→ **SUPPLIED MATERIAL**:
————
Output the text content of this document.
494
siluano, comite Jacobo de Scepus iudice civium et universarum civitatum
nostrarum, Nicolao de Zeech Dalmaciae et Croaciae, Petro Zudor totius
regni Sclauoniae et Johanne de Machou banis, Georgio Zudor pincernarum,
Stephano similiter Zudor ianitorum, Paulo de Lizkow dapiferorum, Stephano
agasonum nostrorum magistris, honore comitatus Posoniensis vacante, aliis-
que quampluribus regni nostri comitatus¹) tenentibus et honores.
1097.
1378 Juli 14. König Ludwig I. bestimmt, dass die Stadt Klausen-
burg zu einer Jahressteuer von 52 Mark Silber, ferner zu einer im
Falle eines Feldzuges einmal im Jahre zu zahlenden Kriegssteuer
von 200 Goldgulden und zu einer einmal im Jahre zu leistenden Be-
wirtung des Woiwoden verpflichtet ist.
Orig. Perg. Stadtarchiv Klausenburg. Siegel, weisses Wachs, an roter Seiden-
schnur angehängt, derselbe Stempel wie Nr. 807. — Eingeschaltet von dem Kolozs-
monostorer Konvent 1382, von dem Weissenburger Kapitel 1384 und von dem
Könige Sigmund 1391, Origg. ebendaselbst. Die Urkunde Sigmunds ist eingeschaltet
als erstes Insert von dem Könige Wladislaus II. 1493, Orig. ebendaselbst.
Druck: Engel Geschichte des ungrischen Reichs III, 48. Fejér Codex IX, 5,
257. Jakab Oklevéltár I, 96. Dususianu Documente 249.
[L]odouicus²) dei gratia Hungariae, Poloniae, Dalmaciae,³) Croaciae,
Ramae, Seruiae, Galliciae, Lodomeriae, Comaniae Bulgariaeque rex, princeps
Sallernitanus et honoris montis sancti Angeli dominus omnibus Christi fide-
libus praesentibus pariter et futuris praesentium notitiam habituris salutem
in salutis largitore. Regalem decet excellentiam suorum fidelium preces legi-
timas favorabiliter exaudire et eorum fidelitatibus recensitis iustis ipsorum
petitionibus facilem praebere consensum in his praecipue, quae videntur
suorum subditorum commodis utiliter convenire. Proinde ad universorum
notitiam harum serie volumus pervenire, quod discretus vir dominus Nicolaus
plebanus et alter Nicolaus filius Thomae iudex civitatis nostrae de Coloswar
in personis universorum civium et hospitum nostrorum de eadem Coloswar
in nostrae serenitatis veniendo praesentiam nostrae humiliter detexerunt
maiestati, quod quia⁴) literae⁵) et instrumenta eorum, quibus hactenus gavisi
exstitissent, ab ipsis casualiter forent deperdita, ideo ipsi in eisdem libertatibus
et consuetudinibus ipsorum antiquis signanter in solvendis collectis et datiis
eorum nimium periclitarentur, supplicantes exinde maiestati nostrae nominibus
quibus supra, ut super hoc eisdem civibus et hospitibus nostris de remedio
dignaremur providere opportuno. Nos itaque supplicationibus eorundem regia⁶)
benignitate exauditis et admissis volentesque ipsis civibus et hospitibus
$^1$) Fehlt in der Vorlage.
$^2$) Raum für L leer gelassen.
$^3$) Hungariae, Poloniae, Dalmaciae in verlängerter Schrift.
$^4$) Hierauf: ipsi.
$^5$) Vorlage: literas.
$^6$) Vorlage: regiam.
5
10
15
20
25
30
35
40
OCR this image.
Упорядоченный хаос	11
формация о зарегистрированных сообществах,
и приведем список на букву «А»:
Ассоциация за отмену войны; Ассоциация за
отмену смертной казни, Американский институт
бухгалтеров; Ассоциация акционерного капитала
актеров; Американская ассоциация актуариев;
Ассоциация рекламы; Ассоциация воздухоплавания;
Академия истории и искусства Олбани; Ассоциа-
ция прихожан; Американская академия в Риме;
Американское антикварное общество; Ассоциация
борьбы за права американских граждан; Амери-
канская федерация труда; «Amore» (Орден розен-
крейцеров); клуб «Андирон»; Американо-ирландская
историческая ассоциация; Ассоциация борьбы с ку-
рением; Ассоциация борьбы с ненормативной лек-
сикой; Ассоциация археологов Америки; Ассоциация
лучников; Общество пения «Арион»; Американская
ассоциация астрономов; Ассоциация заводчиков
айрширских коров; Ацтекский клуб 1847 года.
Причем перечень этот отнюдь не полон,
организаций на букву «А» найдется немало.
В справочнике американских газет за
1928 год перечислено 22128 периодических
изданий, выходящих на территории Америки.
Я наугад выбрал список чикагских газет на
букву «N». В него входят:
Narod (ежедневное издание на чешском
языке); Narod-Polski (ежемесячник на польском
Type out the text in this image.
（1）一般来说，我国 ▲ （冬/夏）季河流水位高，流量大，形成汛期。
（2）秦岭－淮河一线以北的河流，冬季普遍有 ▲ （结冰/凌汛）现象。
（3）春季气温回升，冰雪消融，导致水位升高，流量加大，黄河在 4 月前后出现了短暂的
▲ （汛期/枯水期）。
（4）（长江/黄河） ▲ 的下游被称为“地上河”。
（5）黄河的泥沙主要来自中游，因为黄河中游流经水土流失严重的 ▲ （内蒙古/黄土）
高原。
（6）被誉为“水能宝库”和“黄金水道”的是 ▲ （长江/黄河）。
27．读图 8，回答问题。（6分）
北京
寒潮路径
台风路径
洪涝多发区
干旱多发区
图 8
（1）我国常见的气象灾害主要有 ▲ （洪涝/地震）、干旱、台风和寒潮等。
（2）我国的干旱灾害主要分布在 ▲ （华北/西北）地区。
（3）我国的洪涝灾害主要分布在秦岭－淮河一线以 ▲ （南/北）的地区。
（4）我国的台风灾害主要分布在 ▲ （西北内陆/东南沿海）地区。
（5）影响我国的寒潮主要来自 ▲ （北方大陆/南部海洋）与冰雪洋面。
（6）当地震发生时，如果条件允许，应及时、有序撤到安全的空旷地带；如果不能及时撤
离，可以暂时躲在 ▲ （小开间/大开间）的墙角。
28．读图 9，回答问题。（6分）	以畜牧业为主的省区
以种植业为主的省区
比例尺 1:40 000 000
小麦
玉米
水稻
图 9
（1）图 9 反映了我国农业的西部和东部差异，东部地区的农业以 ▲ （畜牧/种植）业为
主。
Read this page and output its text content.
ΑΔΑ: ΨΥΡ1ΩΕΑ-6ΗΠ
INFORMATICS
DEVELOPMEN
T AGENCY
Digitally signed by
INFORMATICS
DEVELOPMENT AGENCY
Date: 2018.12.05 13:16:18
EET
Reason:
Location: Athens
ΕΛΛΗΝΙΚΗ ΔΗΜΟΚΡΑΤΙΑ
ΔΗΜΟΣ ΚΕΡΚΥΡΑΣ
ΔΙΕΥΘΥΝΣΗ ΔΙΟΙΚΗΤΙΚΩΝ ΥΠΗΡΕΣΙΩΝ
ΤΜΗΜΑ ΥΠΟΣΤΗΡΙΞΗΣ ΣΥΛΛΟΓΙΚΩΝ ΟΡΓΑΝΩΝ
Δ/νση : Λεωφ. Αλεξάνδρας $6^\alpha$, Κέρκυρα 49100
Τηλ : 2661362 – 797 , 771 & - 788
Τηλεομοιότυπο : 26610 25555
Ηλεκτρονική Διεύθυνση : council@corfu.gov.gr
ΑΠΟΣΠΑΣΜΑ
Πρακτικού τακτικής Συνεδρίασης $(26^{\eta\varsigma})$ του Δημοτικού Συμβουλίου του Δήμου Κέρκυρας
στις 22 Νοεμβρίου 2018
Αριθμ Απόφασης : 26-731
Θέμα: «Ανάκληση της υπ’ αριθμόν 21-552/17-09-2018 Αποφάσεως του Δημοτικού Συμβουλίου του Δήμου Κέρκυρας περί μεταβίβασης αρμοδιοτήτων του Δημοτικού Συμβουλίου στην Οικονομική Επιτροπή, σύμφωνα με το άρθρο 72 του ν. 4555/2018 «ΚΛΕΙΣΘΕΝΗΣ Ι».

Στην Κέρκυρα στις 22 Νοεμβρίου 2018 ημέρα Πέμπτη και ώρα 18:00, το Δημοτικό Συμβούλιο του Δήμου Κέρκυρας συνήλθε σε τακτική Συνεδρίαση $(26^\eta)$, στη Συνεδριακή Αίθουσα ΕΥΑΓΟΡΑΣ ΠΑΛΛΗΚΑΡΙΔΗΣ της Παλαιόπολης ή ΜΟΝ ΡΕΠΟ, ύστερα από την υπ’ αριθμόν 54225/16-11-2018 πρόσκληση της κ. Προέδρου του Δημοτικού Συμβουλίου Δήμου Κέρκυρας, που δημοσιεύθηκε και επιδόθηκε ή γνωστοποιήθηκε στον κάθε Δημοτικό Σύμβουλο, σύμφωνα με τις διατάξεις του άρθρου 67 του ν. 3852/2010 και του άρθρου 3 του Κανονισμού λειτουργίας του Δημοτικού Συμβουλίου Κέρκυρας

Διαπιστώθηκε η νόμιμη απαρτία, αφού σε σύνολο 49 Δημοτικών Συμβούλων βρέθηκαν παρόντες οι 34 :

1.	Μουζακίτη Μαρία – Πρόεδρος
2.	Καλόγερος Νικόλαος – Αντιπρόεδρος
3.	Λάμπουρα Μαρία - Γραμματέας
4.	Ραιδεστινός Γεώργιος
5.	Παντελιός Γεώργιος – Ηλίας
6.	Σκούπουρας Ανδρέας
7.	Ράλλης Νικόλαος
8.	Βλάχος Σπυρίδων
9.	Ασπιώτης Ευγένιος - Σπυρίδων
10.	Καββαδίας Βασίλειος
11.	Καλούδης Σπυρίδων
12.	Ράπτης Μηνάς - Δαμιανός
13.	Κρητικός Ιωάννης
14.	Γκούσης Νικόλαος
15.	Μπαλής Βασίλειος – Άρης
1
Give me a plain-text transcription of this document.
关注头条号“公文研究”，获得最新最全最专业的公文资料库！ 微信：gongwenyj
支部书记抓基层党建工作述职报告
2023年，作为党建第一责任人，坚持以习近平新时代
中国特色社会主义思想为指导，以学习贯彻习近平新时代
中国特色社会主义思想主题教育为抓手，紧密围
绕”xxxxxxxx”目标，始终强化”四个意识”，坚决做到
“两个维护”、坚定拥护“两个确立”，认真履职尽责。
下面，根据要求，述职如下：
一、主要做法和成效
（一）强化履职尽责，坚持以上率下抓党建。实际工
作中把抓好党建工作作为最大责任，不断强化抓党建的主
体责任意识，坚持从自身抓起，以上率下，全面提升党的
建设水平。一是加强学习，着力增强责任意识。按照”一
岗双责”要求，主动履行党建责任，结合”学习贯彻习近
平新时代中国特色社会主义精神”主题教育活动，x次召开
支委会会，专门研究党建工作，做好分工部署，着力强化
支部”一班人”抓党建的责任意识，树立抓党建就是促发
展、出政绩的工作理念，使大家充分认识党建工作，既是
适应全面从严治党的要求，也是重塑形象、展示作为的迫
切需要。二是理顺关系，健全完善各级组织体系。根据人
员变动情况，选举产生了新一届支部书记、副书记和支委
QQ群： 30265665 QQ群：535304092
————
→ **THE REQUEST**: In the records above, locate each line with the word "Америки". Copy all such lines.

→ **WRITTEN SOLUTION**:
сикой; Ассоциация археологов Америки; Ассоциация
изданий, выходящих на территории Америки.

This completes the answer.